[Entries taken from a collection]
━━━━━━━━━━

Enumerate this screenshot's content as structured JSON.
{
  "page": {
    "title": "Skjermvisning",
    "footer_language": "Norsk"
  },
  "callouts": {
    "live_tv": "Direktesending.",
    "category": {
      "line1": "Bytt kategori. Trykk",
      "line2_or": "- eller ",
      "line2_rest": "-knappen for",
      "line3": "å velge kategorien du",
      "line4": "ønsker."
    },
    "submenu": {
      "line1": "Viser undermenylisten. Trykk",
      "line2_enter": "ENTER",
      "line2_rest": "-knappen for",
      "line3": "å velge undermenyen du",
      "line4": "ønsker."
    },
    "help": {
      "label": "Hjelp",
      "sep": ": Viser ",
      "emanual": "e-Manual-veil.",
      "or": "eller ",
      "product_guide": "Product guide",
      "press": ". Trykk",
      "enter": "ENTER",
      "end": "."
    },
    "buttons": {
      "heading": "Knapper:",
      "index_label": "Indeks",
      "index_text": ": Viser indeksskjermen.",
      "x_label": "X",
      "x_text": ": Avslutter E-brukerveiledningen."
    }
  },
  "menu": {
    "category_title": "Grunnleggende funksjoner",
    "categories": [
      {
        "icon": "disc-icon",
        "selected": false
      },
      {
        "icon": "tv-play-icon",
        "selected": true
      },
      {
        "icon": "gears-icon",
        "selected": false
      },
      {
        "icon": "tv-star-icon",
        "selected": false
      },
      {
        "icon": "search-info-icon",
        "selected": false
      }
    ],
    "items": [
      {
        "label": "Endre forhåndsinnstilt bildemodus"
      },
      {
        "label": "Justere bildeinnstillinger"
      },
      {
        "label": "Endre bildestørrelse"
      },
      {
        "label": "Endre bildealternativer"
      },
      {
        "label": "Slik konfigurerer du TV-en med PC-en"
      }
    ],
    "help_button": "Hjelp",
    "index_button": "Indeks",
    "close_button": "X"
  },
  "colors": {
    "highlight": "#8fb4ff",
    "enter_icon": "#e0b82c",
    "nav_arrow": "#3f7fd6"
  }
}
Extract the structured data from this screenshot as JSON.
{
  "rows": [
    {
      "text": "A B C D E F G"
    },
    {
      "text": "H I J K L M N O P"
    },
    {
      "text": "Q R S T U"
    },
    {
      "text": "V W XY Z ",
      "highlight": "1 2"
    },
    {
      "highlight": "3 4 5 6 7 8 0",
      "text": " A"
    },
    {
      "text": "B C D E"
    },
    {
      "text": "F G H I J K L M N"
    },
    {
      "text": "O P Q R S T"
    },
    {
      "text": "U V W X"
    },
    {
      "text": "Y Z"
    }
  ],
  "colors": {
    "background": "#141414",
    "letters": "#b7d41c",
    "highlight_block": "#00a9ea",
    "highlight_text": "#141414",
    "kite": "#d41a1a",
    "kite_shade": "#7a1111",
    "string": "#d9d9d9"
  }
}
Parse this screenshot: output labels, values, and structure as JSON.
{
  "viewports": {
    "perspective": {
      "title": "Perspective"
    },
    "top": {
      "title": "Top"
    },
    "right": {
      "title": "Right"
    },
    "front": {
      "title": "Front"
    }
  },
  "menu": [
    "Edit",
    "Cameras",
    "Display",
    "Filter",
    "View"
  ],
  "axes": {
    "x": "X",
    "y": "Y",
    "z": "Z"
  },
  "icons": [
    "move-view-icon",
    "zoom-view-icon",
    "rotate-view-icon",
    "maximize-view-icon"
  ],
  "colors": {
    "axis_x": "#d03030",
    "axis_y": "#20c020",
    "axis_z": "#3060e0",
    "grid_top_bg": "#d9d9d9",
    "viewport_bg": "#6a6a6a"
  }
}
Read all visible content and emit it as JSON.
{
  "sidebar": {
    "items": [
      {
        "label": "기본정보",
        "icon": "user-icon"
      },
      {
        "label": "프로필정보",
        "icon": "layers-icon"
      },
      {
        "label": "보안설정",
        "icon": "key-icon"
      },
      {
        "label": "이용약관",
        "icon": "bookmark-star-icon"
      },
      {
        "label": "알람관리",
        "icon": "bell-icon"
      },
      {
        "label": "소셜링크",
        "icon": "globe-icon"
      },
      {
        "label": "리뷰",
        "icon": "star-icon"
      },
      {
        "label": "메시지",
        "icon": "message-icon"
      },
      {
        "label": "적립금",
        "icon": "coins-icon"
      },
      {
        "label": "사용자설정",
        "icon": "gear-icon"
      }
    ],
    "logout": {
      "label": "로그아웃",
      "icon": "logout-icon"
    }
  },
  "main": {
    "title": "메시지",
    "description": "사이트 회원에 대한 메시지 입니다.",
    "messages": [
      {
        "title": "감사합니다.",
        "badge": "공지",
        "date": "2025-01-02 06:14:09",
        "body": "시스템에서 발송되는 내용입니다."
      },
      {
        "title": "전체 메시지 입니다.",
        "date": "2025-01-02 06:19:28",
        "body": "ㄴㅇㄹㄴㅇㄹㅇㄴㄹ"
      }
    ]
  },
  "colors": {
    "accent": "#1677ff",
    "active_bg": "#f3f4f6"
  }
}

━━━━━━━━━━

Of the lines in the material, how many hold the word "body"? Reply with the number only.

2